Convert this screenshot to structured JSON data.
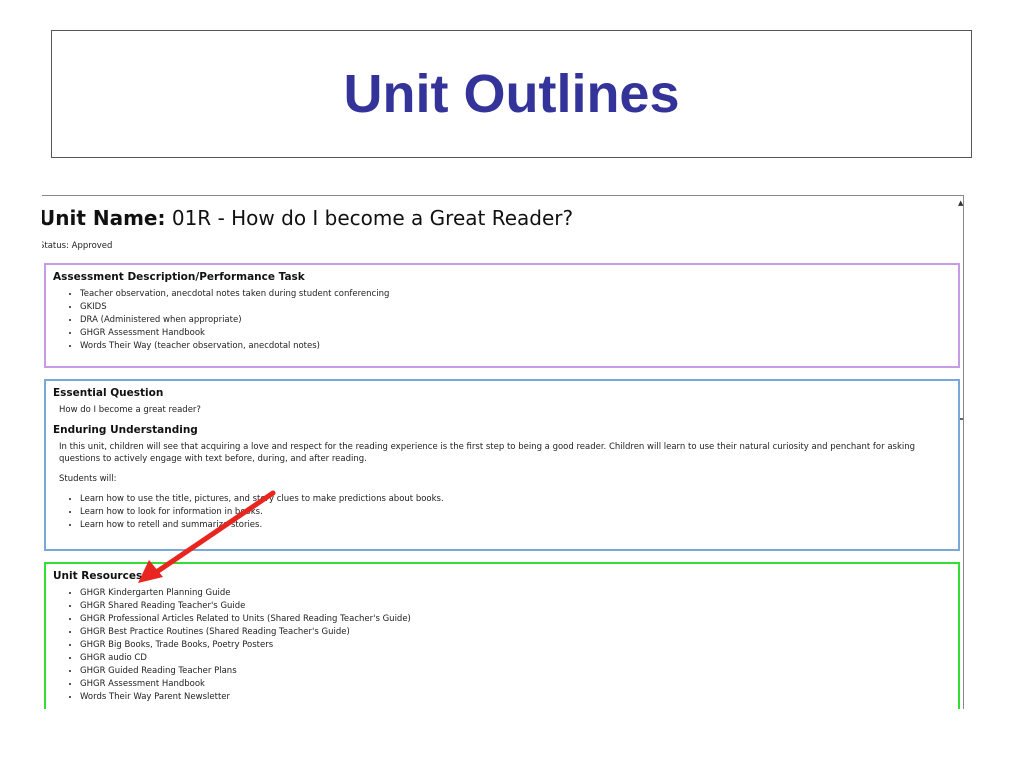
{
  "slide": {
    "title": "Unit Outlines"
  },
  "unit": {
    "label": "Unit Name:",
    "name": "01R - How do I become a Great Reader?",
    "status": "Status: Approved"
  },
  "assessment": {
    "header": "Assessment Description/Performance Task",
    "items": [
      "Teacher observation, anecdotal notes taken during student conferencing",
      "GKIDS",
      "DRA (Administered when appropriate)",
      "GHGR Assessment Handbook",
      "Words Their Way (teacher observation, anecdotal notes)"
    ]
  },
  "essential": {
    "header": "Essential Question",
    "question": "How do I become a great reader?",
    "enduring_header": "Enduring Understanding",
    "enduring_text": "In this unit, children will see that acquiring a love and respect for the reading experience is the first step to being a good reader.  Children will learn to use their natural curiosity and penchant for asking questions to actively engage with text before, during, and after reading.",
    "students_will": "Students will:",
    "items": [
      "Learn how to use the title, pictures, and story clues to make predictions about books.",
      "Learn how to look for information in books.",
      "Learn how to retell and summarize stories."
    ]
  },
  "resources": {
    "header": "Unit Resources",
    "items": [
      "GHGR Kindergarten Planning Guide",
      "GHGR Shared Reading Teacher's Guide",
      "GHGR Professional Articles Related to Units (Shared Reading Teacher's Guide)",
      "GHGR Best Practice Routines (Shared Reading Teacher's Guide)",
      "GHGR Big Books, Trade Books, Poetry Posters",
      "GHGR audio CD",
      "GHGR Guided Reading Teacher Plans",
      "GHGR Assessment Handbook",
      "Words Their Way Parent Newsletter"
    ]
  },
  "colors": {
    "title": "#33339a",
    "assessment_border": "#c89be8",
    "essential_border": "#7aa8d8",
    "resources_border": "#33dd33",
    "arrow": "#e8251f"
  },
  "icons": {
    "scroll_up": "scroll-up-arrow-icon",
    "annotation": "red-arrow-icon"
  }
}
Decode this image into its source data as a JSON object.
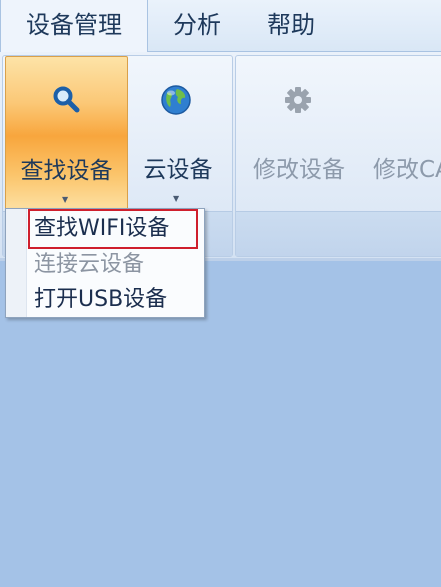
{
  "menu": {
    "tabs": [
      {
        "label": "设备管理",
        "active": true
      },
      {
        "label": "分析",
        "active": false
      },
      {
        "label": "帮助",
        "active": false
      }
    ]
  },
  "ribbon": {
    "buttons": [
      {
        "label": "查找设备",
        "icon": "search-icon",
        "active": true,
        "has_dropdown": true
      },
      {
        "label": "云设备",
        "icon": "globe-icon",
        "active": false,
        "has_dropdown": true
      },
      {
        "label": "修改设备",
        "icon": "gear-icon",
        "disabled": true
      },
      {
        "label": "修改CA",
        "disabled": true
      }
    ]
  },
  "dropdown": {
    "items": [
      {
        "label": "查找WIFI设备",
        "highlighted": true
      },
      {
        "label": "连接云设备",
        "disabled": true
      },
      {
        "label": "打开USB设备",
        "disabled": false
      }
    ]
  },
  "colors": {
    "background": "#a4c2e7",
    "active_button": "#f8a63d",
    "highlight_border": "#cf1f2d",
    "text": "#1e395b",
    "disabled_text": "#8d9aab"
  }
}
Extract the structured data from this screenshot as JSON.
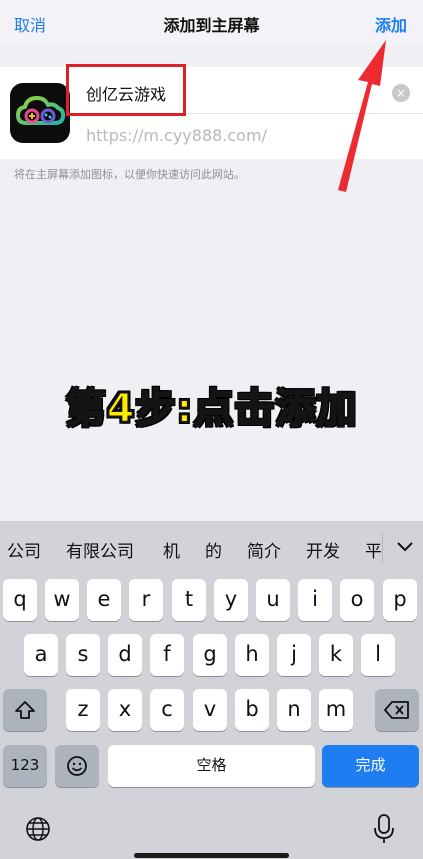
{
  "nav": {
    "cancel": "取消",
    "title": "添加到主屏幕",
    "add": "添加"
  },
  "form": {
    "name_value": "创亿云游戏",
    "url_placeholder": "https://m.cyy888.com/",
    "clear_symbol": "×"
  },
  "hint": "将在主屏幕添加图标，以便你快速访问此网站。",
  "caption": "第4步:点击添加",
  "keyboard": {
    "candidates": [
      "公司",
      "有限公司",
      "机",
      "的",
      "简介",
      "开发",
      "平"
    ],
    "row1": [
      "q",
      "w",
      "e",
      "r",
      "t",
      "y",
      "u",
      "i",
      "o",
      "p"
    ],
    "row2": [
      "a",
      "s",
      "d",
      "f",
      "g",
      "h",
      "j",
      "k",
      "l"
    ],
    "row3": [
      "z",
      "x",
      "c",
      "v",
      "b",
      "n",
      "m"
    ],
    "numbers_label": "123",
    "space_label": "空格",
    "done_label": "完成"
  },
  "colors": {
    "accent": "#1f7df2",
    "annotation_red": "#e01f26",
    "caption_yellow": "#ffeb00"
  }
}
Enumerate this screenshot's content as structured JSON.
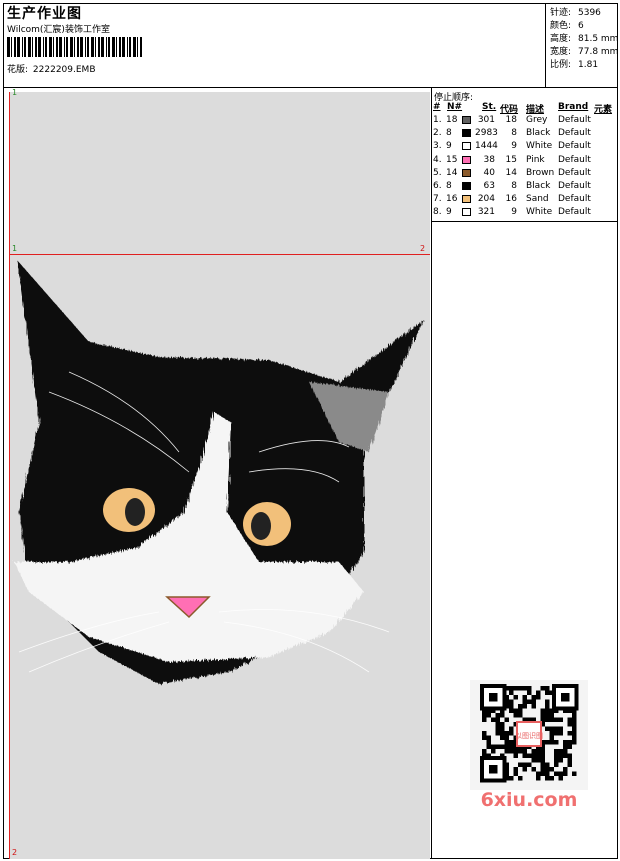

* * * * *

[WORK TO BE COMPLETED] Copy out every line of the listing that includes the string "will".

[WORKED SOLUTION]
    "enduring_text": "In this unit, children will see that acquiring a love and respect for the reading experience is the first step to being a good reader.  Children will learn to use their natural curiosity and penchant for asking questions to actively engage with text before, during, and after reading.",
    "students_will": "Students will:",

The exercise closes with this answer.